- [Task goal]: Say how many lines of the material below contain the word "Jones", with no other words.

- [Given entries]:
------------------------------------------------------------------------

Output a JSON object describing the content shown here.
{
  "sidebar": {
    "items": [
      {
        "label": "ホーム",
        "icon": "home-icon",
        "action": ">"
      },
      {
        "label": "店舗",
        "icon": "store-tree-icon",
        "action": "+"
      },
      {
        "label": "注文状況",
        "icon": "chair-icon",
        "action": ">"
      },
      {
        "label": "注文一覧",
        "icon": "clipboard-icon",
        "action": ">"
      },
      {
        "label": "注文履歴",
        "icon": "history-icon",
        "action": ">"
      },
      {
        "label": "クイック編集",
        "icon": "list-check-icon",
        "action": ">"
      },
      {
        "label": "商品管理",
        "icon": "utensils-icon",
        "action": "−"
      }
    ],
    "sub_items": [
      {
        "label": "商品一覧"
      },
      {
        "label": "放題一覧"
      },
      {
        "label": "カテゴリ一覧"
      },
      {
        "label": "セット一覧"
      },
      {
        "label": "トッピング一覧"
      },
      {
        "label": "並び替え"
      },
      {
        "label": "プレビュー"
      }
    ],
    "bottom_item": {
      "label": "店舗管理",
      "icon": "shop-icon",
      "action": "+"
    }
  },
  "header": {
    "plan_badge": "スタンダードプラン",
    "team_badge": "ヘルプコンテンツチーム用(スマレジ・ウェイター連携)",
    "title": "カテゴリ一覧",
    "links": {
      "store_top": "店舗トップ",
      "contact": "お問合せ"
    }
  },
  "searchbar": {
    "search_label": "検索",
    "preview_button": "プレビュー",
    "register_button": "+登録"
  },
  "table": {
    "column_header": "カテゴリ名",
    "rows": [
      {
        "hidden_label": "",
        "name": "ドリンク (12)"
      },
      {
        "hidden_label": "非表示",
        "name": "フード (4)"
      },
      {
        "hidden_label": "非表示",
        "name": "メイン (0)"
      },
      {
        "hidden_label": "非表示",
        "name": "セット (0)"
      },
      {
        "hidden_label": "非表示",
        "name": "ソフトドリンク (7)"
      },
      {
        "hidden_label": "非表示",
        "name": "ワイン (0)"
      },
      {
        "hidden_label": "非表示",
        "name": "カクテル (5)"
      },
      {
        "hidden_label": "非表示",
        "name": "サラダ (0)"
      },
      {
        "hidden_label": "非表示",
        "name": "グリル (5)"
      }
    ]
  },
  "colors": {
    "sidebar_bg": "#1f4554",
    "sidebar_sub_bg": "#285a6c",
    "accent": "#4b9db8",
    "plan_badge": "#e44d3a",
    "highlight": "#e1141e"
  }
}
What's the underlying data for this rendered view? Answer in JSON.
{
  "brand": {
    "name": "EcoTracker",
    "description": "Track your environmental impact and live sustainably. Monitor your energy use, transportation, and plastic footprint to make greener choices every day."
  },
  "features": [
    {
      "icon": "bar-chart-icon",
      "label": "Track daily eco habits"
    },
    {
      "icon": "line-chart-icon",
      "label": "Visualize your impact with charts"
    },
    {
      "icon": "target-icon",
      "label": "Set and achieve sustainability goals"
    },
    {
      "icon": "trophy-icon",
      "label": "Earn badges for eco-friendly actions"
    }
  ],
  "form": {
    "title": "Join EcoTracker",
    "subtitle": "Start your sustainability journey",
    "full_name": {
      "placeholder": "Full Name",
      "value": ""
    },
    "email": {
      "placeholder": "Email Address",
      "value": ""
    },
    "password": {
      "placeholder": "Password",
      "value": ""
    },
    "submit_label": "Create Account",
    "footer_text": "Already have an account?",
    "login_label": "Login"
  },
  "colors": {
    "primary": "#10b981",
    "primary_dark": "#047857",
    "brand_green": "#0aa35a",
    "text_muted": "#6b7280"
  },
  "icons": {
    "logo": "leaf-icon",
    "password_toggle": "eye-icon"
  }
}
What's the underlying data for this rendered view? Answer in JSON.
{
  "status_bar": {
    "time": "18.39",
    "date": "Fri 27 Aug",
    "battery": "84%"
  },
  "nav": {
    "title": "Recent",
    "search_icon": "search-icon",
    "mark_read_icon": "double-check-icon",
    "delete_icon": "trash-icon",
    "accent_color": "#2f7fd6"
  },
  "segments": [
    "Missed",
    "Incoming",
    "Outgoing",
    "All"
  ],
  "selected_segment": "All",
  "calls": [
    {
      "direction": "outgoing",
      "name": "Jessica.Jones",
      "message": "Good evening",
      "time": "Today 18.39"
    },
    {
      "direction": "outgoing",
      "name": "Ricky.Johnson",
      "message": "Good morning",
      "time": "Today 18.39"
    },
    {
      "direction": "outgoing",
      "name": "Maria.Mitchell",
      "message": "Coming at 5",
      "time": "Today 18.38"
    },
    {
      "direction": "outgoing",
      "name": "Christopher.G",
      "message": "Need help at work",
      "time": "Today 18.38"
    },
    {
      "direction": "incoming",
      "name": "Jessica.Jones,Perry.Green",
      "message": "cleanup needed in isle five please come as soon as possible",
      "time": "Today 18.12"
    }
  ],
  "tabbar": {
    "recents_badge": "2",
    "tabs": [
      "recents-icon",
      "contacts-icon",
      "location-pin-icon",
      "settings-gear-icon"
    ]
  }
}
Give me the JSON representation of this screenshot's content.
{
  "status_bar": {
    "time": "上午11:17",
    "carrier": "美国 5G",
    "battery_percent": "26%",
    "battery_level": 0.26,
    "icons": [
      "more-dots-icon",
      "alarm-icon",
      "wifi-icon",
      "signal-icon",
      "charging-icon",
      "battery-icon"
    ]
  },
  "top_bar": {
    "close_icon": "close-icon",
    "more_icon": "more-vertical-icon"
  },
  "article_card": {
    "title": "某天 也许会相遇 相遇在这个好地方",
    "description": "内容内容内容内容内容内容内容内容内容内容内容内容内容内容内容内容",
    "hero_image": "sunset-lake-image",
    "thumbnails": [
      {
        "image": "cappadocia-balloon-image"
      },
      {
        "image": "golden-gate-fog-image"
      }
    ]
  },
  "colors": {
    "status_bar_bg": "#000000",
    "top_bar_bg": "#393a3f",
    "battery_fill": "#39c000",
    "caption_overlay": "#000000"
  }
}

------------------------------------------------------------------------

- [Response]: 2